__DATA SHOWN__:
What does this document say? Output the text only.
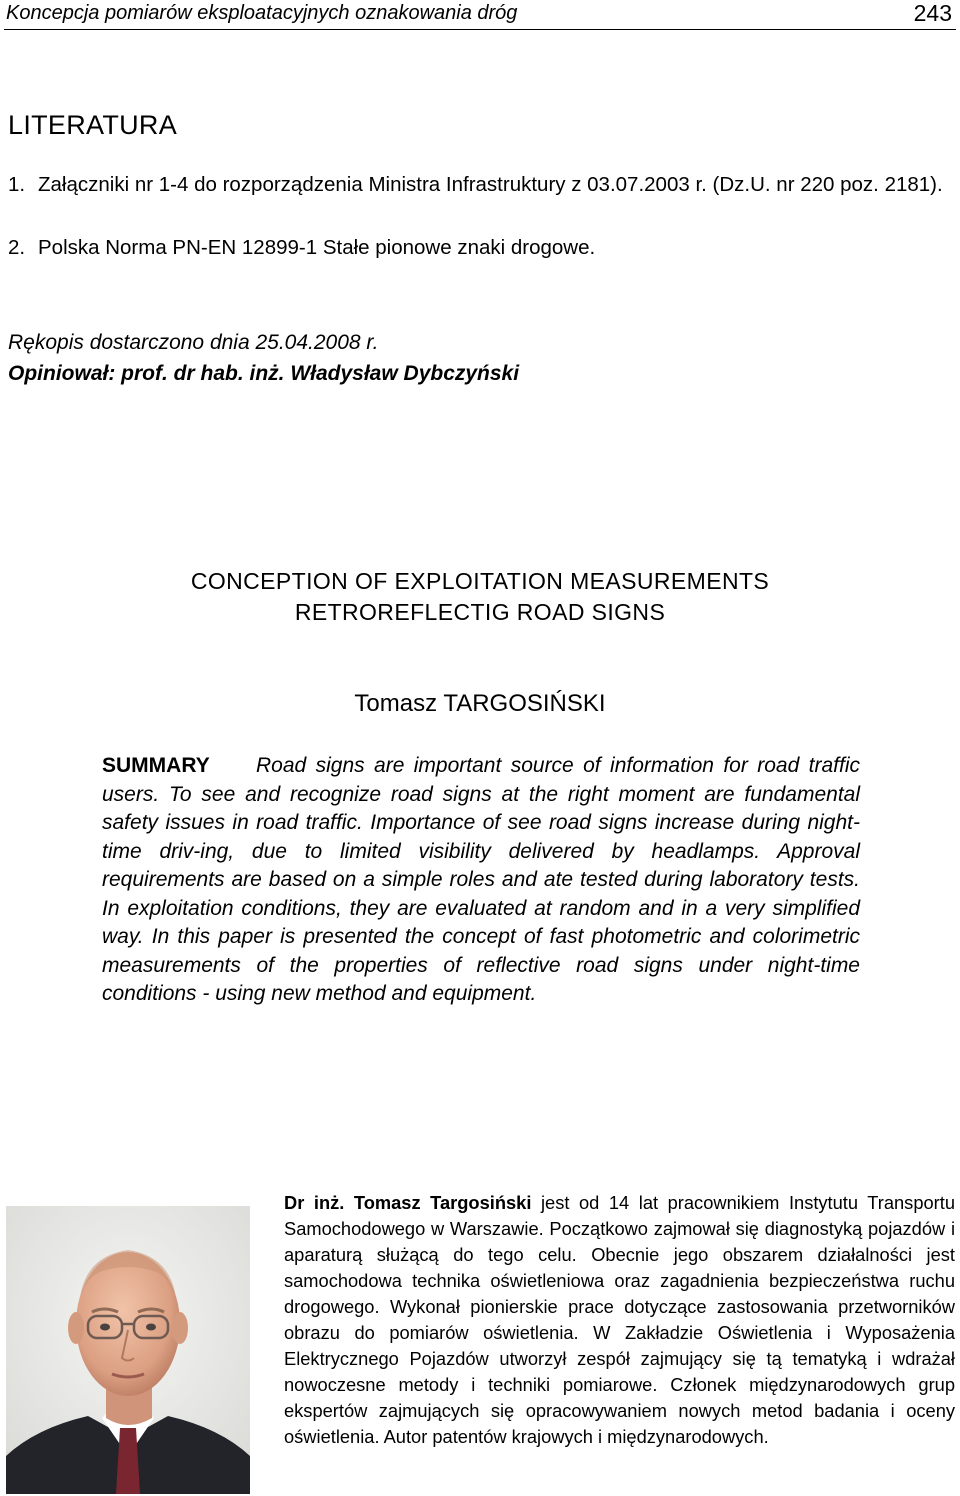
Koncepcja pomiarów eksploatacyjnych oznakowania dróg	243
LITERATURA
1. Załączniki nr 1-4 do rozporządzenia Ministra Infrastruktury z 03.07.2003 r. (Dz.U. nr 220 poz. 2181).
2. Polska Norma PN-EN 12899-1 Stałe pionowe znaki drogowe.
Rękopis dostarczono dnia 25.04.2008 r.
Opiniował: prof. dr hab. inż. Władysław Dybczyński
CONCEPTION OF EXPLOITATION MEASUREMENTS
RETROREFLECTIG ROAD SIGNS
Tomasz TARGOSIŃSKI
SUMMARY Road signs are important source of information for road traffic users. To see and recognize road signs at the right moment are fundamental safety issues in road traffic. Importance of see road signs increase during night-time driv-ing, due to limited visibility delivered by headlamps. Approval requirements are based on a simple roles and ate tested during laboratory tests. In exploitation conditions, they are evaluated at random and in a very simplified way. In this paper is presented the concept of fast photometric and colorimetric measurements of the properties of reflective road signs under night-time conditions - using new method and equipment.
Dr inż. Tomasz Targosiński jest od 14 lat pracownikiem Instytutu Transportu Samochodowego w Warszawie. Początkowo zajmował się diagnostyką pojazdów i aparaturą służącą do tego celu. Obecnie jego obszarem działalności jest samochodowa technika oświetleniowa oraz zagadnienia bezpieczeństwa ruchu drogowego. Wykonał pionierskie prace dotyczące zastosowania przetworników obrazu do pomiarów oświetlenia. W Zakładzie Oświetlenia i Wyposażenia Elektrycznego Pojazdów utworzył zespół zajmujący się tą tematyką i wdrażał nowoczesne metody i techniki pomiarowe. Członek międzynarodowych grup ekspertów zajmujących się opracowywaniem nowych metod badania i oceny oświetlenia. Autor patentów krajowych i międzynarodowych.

__EXERCISE REQUIREMENTS__: Using the data above, write out every line exactly, leaving the images behind.

__OUTPUT OF THE EXERCISE__:
What does this document say? Output the text only.
Koncepcja pomiarów eksploatacyjnych oznakowania dróg	243
LITERATURA
1. Załączniki nr 1-4 do rozporządzenia Ministra Infrastruktury z 03.07.2003 r. (Dz.U. nr 220 poz. 2181).
2. Polska Norma PN-EN 12899-1 Stałe pionowe znaki drogowe.
Rękopis dostarczono dnia 25.04.2008 r.
Opiniował: prof. dr hab. inż. Władysław Dybczyński
CONCEPTION OF EXPLOITATION MEASUREMENTS
RETROREFLECTIG ROAD SIGNS
Tomasz TARGOSIŃSKI
SUMMARY Road signs are important source of information for road traffic users. To see and recognize road signs at the right moment are fundamental safety issues in road traffic. Importance of see road signs increase during night-time driv-ing, due to limited visibility delivered by headlamps. Approval requirements are based on a simple roles and ate tested during laboratory tests. In exploitation conditions, they are evaluated at random and in a very simplified way. In this paper is presented the concept of fast photometric and colorimetric measurements of the properties of reflective road signs under night-time conditions - using new method and equipment.
Dr inż. Tomasz Targosiński jest od 14 lat pracownikiem Instytutu Transportu Samochodowego w Warszawie. Początkowo zajmował się diagnostyką pojazdów i aparaturą służącą do tego celu. Obecnie jego obszarem działalności jest samochodowa technika oświetleniowa oraz zagadnienia bezpieczeństwa ruchu drogowego. Wykonał pionierskie prace dotyczące zastosowania przetworników obrazu do pomiarów oświetlenia. W Zakładzie Oświetlenia i Wyposażenia Elektrycznego Pojazdów utworzył zespół zajmujący się tą tematyką i wdrażał nowoczesne metody i techniki pomiarowe. Członek międzynarodowych grup ekspertów zajmujących się opracowywaniem nowych metod badania i oceny oświetlenia. Autor patentów krajowych i międzynarodowych.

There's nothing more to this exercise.